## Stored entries
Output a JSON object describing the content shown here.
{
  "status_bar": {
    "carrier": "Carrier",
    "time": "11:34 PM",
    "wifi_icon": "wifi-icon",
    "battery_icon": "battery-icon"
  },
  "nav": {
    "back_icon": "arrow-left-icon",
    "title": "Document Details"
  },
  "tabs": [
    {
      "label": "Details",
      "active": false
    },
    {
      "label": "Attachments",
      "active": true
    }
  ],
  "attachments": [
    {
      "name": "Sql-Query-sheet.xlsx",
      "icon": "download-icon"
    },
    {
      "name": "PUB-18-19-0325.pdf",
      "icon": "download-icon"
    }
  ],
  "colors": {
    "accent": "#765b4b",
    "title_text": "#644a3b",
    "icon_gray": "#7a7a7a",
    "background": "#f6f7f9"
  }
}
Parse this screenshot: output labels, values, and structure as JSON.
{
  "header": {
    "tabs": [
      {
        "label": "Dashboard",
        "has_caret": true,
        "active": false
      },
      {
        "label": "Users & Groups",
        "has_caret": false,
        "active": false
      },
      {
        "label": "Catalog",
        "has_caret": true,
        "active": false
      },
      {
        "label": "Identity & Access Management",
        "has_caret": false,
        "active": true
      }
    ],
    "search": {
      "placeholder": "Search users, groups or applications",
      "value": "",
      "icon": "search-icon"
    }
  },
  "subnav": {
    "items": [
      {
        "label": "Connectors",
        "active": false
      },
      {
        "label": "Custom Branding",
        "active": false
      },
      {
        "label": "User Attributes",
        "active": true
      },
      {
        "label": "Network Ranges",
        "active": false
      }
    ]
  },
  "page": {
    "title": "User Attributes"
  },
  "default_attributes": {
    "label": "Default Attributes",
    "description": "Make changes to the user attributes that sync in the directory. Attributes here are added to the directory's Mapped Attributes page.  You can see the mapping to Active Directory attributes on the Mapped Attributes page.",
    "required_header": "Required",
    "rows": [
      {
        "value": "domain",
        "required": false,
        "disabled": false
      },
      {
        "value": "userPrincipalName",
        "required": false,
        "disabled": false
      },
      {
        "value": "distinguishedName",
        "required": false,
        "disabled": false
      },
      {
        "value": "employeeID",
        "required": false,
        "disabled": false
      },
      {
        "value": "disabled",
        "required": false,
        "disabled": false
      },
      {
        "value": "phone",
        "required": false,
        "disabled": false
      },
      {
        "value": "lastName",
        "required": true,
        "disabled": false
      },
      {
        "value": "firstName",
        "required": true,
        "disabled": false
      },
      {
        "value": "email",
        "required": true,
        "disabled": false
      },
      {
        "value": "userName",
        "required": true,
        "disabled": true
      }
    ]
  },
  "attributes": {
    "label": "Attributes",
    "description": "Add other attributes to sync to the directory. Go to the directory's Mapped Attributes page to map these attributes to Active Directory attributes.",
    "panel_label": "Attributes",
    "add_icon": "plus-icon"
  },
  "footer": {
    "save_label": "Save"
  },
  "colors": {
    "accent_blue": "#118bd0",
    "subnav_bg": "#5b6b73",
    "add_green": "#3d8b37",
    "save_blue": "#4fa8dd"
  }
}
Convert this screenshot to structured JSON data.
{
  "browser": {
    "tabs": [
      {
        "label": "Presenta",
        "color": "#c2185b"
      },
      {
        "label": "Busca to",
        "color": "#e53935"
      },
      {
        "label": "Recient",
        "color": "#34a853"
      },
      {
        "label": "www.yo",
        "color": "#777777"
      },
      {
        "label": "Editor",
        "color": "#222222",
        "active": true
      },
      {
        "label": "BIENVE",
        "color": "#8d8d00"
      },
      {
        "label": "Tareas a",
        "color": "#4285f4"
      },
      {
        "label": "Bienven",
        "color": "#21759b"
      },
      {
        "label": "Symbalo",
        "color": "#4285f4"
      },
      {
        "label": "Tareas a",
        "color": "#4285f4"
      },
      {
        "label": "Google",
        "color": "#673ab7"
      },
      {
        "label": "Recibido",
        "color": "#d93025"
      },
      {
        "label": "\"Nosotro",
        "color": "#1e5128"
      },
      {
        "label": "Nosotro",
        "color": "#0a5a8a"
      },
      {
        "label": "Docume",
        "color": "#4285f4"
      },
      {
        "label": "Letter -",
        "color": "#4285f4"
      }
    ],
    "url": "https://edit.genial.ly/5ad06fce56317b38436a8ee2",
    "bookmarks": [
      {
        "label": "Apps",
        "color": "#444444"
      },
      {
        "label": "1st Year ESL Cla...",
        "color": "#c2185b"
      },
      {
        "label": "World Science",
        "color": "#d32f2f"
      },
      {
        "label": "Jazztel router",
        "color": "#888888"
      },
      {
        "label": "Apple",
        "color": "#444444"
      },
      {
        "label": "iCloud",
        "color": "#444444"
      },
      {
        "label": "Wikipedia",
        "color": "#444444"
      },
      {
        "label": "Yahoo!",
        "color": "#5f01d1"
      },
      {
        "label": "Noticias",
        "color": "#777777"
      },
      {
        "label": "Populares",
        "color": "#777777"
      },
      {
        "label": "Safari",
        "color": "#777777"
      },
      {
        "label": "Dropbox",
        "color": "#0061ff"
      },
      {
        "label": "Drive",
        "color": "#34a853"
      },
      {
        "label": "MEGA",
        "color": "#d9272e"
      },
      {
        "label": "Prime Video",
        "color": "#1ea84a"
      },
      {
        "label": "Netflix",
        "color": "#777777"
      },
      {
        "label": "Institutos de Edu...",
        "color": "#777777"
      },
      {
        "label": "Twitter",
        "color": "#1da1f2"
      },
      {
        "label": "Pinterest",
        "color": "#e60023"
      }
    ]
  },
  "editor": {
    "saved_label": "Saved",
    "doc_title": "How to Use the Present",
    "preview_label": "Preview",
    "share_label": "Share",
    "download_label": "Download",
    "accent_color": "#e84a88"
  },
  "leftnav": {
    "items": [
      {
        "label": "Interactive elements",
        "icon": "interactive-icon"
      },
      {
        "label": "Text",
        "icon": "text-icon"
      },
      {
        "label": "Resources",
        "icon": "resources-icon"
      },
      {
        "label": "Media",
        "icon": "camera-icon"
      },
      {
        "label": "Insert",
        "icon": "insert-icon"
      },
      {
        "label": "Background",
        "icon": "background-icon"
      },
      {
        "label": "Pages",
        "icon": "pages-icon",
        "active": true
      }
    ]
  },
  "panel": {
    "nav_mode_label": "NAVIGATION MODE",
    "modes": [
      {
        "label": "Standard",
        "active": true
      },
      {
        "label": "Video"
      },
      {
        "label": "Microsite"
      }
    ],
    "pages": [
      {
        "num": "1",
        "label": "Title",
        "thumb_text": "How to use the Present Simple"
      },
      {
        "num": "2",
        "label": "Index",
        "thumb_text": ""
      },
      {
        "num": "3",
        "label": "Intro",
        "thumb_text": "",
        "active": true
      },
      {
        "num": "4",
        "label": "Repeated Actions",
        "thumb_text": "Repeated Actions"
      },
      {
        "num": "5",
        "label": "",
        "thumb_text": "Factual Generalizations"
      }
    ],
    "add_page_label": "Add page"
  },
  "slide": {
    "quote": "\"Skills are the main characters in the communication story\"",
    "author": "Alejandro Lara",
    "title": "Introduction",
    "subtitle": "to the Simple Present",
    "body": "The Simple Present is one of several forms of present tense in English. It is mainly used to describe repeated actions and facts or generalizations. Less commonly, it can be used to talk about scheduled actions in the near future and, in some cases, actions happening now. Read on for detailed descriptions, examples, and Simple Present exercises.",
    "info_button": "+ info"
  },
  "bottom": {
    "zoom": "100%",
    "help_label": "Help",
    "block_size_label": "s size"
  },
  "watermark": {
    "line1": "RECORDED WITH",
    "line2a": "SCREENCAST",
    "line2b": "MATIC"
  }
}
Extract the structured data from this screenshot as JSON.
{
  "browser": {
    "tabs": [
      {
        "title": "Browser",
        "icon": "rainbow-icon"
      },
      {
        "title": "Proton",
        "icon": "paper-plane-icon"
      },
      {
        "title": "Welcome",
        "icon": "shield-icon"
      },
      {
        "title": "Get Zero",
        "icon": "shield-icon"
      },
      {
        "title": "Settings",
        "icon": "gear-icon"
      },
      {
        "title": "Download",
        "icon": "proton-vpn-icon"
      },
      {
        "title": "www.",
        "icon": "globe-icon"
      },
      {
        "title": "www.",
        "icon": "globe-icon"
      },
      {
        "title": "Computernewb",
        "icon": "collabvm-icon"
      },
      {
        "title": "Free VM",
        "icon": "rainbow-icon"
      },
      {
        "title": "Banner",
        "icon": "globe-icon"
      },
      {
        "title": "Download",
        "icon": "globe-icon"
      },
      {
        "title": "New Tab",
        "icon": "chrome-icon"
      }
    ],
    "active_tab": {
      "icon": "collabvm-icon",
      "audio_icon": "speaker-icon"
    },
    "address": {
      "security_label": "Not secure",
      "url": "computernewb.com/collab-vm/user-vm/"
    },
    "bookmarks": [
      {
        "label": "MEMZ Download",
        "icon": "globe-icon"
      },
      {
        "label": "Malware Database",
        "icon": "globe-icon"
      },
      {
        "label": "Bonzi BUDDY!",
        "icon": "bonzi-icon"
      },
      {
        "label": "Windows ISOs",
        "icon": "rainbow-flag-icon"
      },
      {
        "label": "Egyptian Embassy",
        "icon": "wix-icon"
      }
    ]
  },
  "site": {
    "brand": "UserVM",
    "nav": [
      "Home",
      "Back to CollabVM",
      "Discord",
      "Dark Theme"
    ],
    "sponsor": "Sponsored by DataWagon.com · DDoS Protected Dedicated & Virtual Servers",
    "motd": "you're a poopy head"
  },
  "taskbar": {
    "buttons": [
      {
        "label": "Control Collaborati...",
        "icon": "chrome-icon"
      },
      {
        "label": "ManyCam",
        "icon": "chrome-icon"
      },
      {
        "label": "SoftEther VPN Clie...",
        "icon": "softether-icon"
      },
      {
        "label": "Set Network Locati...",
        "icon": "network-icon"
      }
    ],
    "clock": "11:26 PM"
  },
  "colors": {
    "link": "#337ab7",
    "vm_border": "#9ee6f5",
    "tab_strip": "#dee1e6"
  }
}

## To do
Scan the records above for the string "this", then select every line that holds it.

## Answer to the task
Parse this screenshot: output labels, values, and structure as JSON.
Convert this screenshot to structured JSON data.
Extract the structured data from this screenshot as JSON.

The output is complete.